Pictures do not belong in the copy, so please give every entry below again exactly.

> **Provided material**
┌──
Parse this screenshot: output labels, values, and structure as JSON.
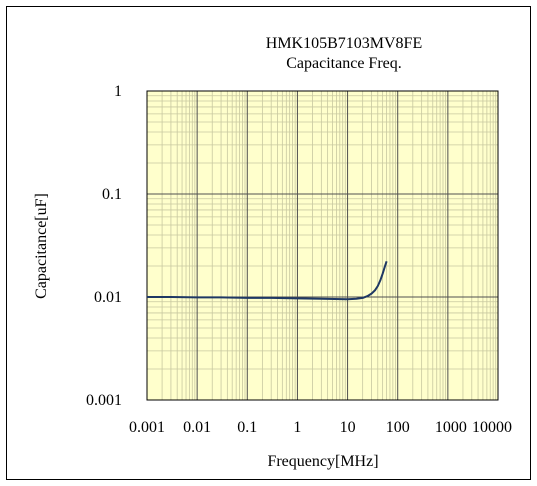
{
  "chart_data": {
    "type": "line",
    "title": "HMK105B7103MV8FE",
    "subtitle": "Capacitance Freq.",
    "xlabel": "Frequency[MHz]",
    "ylabel": "Capacitance[uF]",
    "x_scale": "log",
    "y_scale": "log",
    "xlim": [
      0.001,
      10000
    ],
    "ylim": [
      0.001,
      1
    ],
    "x_ticks": [
      0.001,
      0.01,
      0.1,
      1,
      10,
      100,
      1000,
      10000
    ],
    "x_tick_labels": [
      "0.001",
      "0.01",
      "0.1",
      "1",
      "10",
      "100",
      "1000",
      "10000"
    ],
    "y_ticks": [
      0.001,
      0.01,
      0.1,
      1
    ],
    "y_tick_labels": [
      "0.001",
      "0.01",
      "0.1",
      "1"
    ],
    "grid": true,
    "plot_background": "#ffffcc",
    "grid_color": "#c8c8a0",
    "major_grid_color": "#505050",
    "series": [
      {
        "color": "#1f3864",
        "x": [
          0.001,
          0.003,
          0.01,
          0.03,
          0.1,
          0.3,
          1,
          3,
          10,
          15,
          20,
          25,
          30,
          35,
          40,
          45,
          50,
          55,
          60
        ],
        "y": [
          0.01,
          0.01,
          0.0099,
          0.0099,
          0.0098,
          0.0098,
          0.0097,
          0.0096,
          0.0095,
          0.0096,
          0.0098,
          0.0102,
          0.0108,
          0.0116,
          0.0128,
          0.0145,
          0.0168,
          0.0195,
          0.0222
        ]
      }
    ]
  }
}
└──
> **Solution below**
Parse this screenshot: output labels, values, and structure as JSON.
{
  "chart_data": {
    "type": "line",
    "title": "HMK105B7103MV8FE",
    "subtitle": "Capacitance Freq.",
    "xlabel": "Frequency[MHz]",
    "ylabel": "Capacitance[uF]",
    "x_scale": "log",
    "y_scale": "log",
    "xlim": [
      0.001,
      10000
    ],
    "ylim": [
      0.001,
      1
    ],
    "x_ticks": [
      0.001,
      0.01,
      0.1,
      1,
      10,
      100,
      1000,
      10000
    ],
    "x_tick_labels": [
      "0.001",
      "0.01",
      "0.1",
      "1",
      "10",
      "100",
      "1000",
      "10000"
    ],
    "y_ticks": [
      0.001,
      0.01,
      0.1,
      1
    ],
    "y_tick_labels": [
      "0.001",
      "0.01",
      "0.1",
      "1"
    ],
    "grid": true,
    "plot_background": "#ffffcc",
    "grid_color": "#c8c8a0",
    "major_grid_color": "#505050",
    "series": [
      {
        "color": "#1f3864",
        "x": [
          0.001,
          0.003,
          0.01,
          0.03,
          0.1,
          0.3,
          1,
          3,
          10,
          15,
          20,
          25,
          30,
          35,
          40,
          45,
          50,
          55,
          60
        ],
        "y": [
          0.01,
          0.01,
          0.0099,
          0.0099,
          0.0098,
          0.0098,
          0.0097,
          0.0096,
          0.0095,
          0.0096,
          0.0098,
          0.0102,
          0.0108,
          0.0116,
          0.0128,
          0.0145,
          0.0168,
          0.0195,
          0.0222
        ]
      }
    ]
  }
}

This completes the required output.